> [YOUR TASK]
Look for the string "number" in the lines and copy each line that has it.

-- START OF THE DATA --

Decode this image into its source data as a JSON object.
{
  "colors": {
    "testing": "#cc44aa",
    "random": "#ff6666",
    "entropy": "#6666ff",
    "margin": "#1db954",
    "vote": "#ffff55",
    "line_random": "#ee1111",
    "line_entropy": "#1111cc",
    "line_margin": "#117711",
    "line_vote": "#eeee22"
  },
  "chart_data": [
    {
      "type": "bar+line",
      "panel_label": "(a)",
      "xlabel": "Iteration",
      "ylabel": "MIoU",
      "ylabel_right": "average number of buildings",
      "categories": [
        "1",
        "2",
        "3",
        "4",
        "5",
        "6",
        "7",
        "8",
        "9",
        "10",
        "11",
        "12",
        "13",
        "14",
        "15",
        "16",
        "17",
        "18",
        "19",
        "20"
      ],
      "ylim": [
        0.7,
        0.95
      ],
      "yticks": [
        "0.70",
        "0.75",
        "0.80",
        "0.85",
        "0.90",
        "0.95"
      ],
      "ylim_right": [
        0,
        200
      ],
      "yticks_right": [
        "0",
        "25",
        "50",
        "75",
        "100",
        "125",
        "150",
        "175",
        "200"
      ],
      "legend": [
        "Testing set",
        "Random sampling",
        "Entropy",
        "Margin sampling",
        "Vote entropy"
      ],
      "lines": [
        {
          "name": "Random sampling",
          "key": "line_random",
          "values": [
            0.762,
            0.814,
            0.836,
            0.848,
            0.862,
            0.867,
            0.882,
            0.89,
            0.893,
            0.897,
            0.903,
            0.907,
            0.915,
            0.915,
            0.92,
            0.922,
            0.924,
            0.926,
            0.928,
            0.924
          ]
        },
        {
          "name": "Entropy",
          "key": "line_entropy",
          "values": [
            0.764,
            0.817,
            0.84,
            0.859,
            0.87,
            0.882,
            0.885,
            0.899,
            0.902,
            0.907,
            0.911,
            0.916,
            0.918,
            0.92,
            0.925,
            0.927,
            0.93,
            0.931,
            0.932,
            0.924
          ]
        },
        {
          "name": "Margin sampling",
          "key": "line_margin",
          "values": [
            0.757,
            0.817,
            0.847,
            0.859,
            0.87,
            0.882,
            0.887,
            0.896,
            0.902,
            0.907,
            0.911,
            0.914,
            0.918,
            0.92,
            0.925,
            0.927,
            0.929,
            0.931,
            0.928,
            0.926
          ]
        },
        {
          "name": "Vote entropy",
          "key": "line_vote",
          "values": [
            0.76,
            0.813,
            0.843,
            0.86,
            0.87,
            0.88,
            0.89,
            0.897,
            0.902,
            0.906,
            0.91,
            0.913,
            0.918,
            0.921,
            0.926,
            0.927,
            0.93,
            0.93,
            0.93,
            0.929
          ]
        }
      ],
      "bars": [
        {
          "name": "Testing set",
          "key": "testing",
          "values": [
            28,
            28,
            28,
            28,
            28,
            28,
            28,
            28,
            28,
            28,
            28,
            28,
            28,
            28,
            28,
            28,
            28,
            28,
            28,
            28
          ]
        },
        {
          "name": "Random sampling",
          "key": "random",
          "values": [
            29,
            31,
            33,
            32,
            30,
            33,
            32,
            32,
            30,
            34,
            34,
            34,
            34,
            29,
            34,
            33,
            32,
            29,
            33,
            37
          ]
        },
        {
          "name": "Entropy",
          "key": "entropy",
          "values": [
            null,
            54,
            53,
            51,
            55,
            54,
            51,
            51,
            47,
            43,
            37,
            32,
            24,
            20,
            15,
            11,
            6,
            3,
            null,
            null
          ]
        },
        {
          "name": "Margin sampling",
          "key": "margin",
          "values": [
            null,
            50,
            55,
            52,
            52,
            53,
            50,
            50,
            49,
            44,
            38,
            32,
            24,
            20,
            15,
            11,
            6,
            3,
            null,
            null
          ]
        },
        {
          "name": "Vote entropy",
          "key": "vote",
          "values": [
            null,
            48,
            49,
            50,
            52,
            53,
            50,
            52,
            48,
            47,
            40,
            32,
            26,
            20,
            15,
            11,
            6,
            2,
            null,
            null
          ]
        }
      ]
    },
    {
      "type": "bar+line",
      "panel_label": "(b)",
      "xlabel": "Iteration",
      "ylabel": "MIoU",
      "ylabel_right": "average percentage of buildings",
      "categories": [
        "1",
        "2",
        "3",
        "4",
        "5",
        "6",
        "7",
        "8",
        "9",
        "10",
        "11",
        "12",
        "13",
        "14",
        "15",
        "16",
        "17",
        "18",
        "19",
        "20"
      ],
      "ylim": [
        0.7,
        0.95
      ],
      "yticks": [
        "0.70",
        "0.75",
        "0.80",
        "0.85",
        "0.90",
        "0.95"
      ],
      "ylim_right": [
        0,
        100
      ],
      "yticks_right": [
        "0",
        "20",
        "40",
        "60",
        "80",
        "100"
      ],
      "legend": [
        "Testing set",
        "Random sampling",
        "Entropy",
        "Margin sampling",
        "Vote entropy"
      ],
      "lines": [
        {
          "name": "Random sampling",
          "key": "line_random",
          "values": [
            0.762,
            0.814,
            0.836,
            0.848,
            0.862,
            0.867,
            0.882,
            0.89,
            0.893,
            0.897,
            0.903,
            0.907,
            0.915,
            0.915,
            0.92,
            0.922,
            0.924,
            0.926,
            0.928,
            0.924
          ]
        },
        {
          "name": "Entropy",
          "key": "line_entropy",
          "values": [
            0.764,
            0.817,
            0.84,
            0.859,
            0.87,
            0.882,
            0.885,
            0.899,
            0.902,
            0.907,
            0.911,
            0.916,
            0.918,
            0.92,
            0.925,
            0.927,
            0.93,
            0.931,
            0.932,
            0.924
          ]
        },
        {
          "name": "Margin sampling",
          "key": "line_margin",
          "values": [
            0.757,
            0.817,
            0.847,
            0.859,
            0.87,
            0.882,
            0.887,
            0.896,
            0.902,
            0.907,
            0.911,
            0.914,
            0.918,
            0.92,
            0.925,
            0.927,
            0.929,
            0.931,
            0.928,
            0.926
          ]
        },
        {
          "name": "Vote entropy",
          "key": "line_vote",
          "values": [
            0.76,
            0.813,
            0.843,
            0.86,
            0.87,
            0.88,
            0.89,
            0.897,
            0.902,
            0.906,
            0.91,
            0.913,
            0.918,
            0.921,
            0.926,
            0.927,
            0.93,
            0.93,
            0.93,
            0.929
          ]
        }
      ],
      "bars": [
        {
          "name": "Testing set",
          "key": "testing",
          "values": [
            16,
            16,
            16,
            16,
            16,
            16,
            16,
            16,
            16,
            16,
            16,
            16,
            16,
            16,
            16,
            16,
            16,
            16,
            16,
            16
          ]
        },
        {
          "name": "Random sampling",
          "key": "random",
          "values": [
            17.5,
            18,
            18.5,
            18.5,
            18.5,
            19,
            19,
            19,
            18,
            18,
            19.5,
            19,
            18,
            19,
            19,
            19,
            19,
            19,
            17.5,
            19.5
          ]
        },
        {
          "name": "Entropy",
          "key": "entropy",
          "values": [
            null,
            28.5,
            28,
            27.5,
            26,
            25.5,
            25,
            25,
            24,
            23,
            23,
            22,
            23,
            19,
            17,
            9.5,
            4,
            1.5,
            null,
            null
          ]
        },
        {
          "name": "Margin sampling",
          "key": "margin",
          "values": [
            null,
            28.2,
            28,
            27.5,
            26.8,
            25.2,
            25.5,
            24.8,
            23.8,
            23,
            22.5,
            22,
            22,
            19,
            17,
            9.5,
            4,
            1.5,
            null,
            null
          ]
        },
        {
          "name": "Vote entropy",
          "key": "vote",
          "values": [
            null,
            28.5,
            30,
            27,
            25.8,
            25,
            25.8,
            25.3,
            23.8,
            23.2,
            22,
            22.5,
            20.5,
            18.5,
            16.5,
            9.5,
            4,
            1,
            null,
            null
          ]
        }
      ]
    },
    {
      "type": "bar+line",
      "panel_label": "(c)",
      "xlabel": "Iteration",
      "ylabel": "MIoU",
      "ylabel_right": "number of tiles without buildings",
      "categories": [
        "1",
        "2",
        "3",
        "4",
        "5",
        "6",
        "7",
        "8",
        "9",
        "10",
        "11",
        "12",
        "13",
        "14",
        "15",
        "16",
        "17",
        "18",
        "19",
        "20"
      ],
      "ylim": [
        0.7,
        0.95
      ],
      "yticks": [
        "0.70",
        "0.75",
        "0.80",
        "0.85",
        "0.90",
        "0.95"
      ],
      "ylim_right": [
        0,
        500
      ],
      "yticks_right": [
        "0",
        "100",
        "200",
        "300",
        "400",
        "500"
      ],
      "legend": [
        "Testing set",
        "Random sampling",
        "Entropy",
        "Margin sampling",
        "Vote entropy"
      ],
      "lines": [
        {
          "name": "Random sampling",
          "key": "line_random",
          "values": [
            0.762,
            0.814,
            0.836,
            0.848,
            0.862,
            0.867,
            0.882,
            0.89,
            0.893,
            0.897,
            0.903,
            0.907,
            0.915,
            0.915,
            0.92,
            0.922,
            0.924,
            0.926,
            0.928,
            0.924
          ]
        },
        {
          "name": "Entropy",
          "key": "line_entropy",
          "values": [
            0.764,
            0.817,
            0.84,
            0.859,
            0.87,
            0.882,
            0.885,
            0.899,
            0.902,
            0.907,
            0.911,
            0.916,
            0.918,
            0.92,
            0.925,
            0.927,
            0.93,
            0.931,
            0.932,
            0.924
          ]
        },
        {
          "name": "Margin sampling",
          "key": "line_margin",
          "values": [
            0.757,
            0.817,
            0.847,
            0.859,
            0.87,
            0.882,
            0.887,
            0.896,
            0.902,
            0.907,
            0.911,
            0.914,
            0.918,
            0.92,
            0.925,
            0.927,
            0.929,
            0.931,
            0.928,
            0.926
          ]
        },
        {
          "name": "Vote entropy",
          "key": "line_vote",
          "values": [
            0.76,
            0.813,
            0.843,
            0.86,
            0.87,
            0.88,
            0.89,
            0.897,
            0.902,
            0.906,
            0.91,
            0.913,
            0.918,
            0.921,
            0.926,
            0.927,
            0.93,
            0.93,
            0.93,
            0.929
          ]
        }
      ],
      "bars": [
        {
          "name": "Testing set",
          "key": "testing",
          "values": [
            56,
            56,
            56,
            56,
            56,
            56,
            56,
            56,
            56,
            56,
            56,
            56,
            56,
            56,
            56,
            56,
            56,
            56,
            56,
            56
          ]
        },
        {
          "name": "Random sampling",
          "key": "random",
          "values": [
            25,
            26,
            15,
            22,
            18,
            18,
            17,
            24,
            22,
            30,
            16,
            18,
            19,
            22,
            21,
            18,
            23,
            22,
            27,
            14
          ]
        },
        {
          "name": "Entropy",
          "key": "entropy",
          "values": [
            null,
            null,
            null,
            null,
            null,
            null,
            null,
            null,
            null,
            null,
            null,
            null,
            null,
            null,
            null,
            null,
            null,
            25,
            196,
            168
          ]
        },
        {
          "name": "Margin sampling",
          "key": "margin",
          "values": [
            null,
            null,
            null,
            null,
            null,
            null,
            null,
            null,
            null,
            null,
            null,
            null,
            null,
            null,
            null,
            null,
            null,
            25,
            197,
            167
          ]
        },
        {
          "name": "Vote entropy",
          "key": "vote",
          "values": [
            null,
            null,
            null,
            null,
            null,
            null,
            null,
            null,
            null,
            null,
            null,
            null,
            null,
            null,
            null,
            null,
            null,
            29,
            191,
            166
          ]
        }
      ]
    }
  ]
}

-- END OF THE DATA --

> [RESULT OF THE EXERCISE]
      "ylabel_right": "average number of buildings",
      "ylabel_right": "number of tiles without buildings",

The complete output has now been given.